Retype every line of the records below without any changes.

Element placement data
--

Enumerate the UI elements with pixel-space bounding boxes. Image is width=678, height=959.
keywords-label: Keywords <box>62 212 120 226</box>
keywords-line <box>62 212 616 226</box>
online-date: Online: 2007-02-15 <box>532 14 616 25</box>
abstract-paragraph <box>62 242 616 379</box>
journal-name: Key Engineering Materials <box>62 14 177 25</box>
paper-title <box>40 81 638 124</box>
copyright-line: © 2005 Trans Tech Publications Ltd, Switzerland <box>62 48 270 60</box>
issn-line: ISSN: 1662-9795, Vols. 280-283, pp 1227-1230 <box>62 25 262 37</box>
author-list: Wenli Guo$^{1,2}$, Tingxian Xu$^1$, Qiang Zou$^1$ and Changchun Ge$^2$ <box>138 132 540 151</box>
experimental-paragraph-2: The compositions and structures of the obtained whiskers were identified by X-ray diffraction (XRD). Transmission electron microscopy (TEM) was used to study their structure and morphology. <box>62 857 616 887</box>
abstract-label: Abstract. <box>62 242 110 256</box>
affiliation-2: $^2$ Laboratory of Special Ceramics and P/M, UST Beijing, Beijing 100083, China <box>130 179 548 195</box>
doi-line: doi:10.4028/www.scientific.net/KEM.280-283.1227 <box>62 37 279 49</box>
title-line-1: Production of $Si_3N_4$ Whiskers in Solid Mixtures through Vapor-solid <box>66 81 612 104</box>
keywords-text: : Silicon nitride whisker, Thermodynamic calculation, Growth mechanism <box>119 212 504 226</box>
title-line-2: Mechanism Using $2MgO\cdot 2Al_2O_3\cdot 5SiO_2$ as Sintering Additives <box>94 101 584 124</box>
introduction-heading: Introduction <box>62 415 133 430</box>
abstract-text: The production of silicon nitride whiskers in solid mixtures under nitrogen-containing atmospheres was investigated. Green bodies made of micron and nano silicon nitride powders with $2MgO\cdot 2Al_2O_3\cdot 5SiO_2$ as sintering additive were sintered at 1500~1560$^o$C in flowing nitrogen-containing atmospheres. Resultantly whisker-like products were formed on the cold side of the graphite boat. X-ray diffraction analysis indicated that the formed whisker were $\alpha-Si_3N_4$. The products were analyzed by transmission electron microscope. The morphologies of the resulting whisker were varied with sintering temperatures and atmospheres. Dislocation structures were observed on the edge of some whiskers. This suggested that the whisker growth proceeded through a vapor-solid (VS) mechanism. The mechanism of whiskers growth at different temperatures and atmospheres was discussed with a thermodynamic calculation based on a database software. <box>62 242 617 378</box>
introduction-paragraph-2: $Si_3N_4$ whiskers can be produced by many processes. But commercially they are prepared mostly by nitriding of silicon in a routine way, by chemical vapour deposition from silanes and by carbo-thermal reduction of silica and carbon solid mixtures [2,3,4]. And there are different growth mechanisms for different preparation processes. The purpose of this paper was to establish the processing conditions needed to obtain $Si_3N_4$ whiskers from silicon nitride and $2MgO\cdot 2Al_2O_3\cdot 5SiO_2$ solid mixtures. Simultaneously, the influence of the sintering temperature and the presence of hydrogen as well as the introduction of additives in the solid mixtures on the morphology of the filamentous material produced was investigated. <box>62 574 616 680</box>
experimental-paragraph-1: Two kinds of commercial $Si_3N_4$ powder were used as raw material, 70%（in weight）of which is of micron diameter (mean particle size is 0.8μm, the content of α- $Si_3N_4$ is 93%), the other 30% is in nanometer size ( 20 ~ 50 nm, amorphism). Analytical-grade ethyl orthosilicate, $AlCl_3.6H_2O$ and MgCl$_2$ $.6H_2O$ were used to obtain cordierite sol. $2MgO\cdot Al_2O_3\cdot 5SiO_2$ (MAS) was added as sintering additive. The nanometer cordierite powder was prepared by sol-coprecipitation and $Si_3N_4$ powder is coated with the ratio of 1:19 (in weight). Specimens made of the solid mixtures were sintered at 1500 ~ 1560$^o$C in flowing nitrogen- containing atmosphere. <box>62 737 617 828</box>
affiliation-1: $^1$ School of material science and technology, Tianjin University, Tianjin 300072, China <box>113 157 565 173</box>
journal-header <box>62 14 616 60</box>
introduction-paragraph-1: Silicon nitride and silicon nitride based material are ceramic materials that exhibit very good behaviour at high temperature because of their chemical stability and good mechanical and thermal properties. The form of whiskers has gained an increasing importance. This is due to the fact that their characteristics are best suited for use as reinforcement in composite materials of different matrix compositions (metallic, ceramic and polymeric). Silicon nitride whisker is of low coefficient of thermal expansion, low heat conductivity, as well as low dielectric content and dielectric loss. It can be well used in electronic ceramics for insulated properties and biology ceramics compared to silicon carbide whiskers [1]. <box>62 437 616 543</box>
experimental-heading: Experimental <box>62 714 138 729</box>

--

### RESPONSE
Enumerate the UI elements with pixel-space bounding boxes. Image is width=678, height=959.
keywords-label: Keywords <box>62 212 120 226</box>
keywords-line <box>62 212 616 226</box>
online-date: Online: 2007-02-15 <box>532 14 616 25</box>
abstract-paragraph <box>62 242 616 379</box>
journal-name: Key Engineering Materials <box>62 14 177 25</box>
paper-title <box>40 81 638 124</box>
copyright-line: © 2005 Trans Tech Publications Ltd, Switzerland <box>62 48 270 60</box>
issn-line: ISSN: 1662-9795, Vols. 280-283, pp 1227-1230 <box>62 25 262 37</box>
author-list: Wenli Guo$^{1,2}$, Tingxian Xu$^1$, Qiang Zou$^1$ and Changchun Ge$^2$ <box>138 132 540 151</box>
experimental-paragraph-2: The compositions and structures of the obtained whiskers were identified by X-ray diffraction (XRD). Transmission electron microscopy (TEM) was used to study their structure and morphology. <box>62 857 616 887</box>
abstract-label: Abstract. <box>62 242 110 256</box>
affiliation-2: $^2$ Laboratory of Special Ceramics and P/M, UST Beijing, Beijing 100083, China <box>130 179 548 195</box>
doi-line: doi:10.4028/www.scientific.net/KEM.280-283.1227 <box>62 37 279 49</box>
title-line-1: Production of $Si_3N_4$ Whiskers in Solid Mixtures through Vapor-solid <box>66 81 612 104</box>
keywords-text: : Silicon nitride whisker, Thermodynamic calculation, Growth mechanism <box>119 212 504 226</box>
title-line-2: Mechanism Using $2MgO\cdot 2Al_2O_3\cdot 5SiO_2$ as Sintering Additives <box>94 101 584 124</box>
introduction-heading: Introduction <box>62 415 133 430</box>
abstract-text: The production of silicon nitride whiskers in solid mixtures under nitrogen-containing atmospheres was investigated. Green bodies made of micron and nano silicon nitride powders with $2MgO\cdot 2Al_2O_3\cdot 5SiO_2$ as sintering additive were sintered at 1500~1560$^o$C in flowing nitrogen-containing atmospheres. Resultantly whisker-like products were formed on the cold side of the graphite boat. X-ray diffraction analysis indicated that the formed whisker were $\alpha-Si_3N_4$. The products were analyzed by transmission electron microscope. The morphologies of the resulting whisker were varied with sintering temperatures and atmospheres. Dislocation structures were observed on the edge of some whiskers. This suggested that the whisker growth proceeded through a vapor-solid (VS) mechanism. The mechanism of whiskers growth at different temperatures and atmospheres was discussed with a thermodynamic calculation based on a database software. <box>62 242 617 378</box>
introduction-paragraph-2: $Si_3N_4$ whiskers can be produced by many processes. But commercially they are prepared mostly by nitriding of silicon in a routine way, by chemical vapour deposition from silanes and by carbo-thermal reduction of silica and carbon solid mixtures [2,3,4]. And there are different growth mechanisms for different preparation processes. The purpose of this paper was to establish the processing conditions needed to obtain $Si_3N_4$ whiskers from silicon nitride and $2MgO\cdot 2Al_2O_3\cdot 5SiO_2$ solid mixtures. Simultaneously, the influence of the sintering temperature and the presence of hydrogen as well as the introduction of additives in the solid mixtures on the morphology of the filamentous material produced was investigated. <box>62 574 616 680</box>
experimental-paragraph-1: Two kinds of commercial $Si_3N_4$ powder were used as raw material, 70%（in weight）of which is of micron diameter (mean particle size is 0.8μm, the content of α- $Si_3N_4$ is 93%), the other 30% is in nanometer size ( 20 ~ 50 nm, amorphism). Analytical-grade ethyl orthosilicate, $AlCl_3.6H_2O$ and MgCl$_2$ $.6H_2O$ were used to obtain cordierite sol. $2MgO\cdot Al_2O_3\cdot 5SiO_2$ (MAS) was added as sintering additive. The nanometer cordierite powder was prepared by sol-coprecipitation and $Si_3N_4$ powder is coated with the ratio of 1:19 (in weight). Specimens made of the solid mixtures were sintered at 1500 ~ 1560$^o$C in flowing nitrogen- containing atmosphere. <box>62 737 617 828</box>
affiliation-1: $^1$ School of material science and technology, Tianjin University, Tianjin 300072, China <box>113 157 565 173</box>
journal-header <box>62 14 616 60</box>
introduction-paragraph-1: Silicon nitride and silicon nitride based material are ceramic materials that exhibit very good behaviour at high temperature because of their chemical stability and good mechanical and thermal properties. The form of whiskers has gained an increasing importance. This is due to the fact that their characteristics are best suited for use as reinforcement in composite materials of different matrix compositions (metallic, ceramic and polymeric). Silicon nitride whisker is of low coefficient of thermal expansion, low heat conductivity, as well as low dielectric content and dielectric loss. It can be well used in electronic ceramics for insulated properties and biology ceramics compared to silicon carbide whiskers [1]. <box>62 437 616 543</box>
experimental-heading: Experimental <box>62 714 138 729</box>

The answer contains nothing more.